* Start *

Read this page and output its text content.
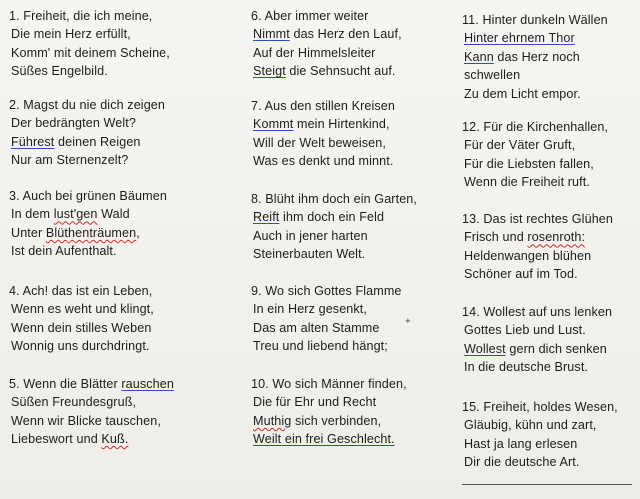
1. Freiheit, die ich meine,
Die mein Herz erfüllt,
Komm' mit deinem Scheine,
Süßes Engelbild.
2. Magst du nie dich zeigen
Der bedrängten Welt?
Führest deinen Reigen
Nur am Sternenzelt?
3. Auch bei grünen Bäumen
In dem lust'gen Wald
Unter Blüthenträumen,
Ist dein Aufenthalt.
4. Ach! das ist ein Leben,
Wenn es weht und klingt,
Wenn dein stilles Weben
Wonnig uns durchdringt.
5. Wenn die Blätter rauschen
Süßen Freundesgruß,
Wenn wir Blicke tauschen,
Liebeswort und Kuß.
6. Aber immer weiter
Nimmt das Herz den Lauf,
Auf der Himmelsleiter
Steigt die Sehnsucht auf.
7. Aus den stillen Kreisen
Kommt mein Hirtenkind,
Will der Welt beweisen,
Was es denkt und minnt.
8. Blüht ihm doch ein Garten,
Reift ihm doch ein Feld
Auch in jener harten
Steinerbauten Welt.
9. Wo sich Gottes Flamme
In ein Herz gesenkt,
Das am alten Stamme
Treu und liebend hängt;
10. Wo sich Männer finden,
Die für Ehr und Recht
Muthig sich verbinden,
Weilt ein frei Geschlecht.
11. Hinter dunkeln Wällen
Hinter ehrnem Thor
Kann das Herz noch
schwellen
Zu dem Licht empor.
12. Für die Kirchenhallen,
Für der Väter Gruft,
Für die Liebsten fallen,
Wenn die Freiheit ruft.
13. Das ist rechtes Glühen
Frisch und rosenroth:
Heldenwangen blühen
Schöner auf im Tod.
14. Wollest auf uns lenken
Gottes Lieb und Lust.
Wollest gern dich senken
In die deutsche Brust.
15. Freiheit, holdes Wesen,
Gläubig, kühn und zart,
Hast ja lang erlesen
Dir die deutsche Art.
✦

* End *

TASK OBJECTIVE
Select every line of the material above holding the word "Wollest" and copy it.

TASK RESPONSE
14. Wollest auf uns lenken
Wollest gern dich senken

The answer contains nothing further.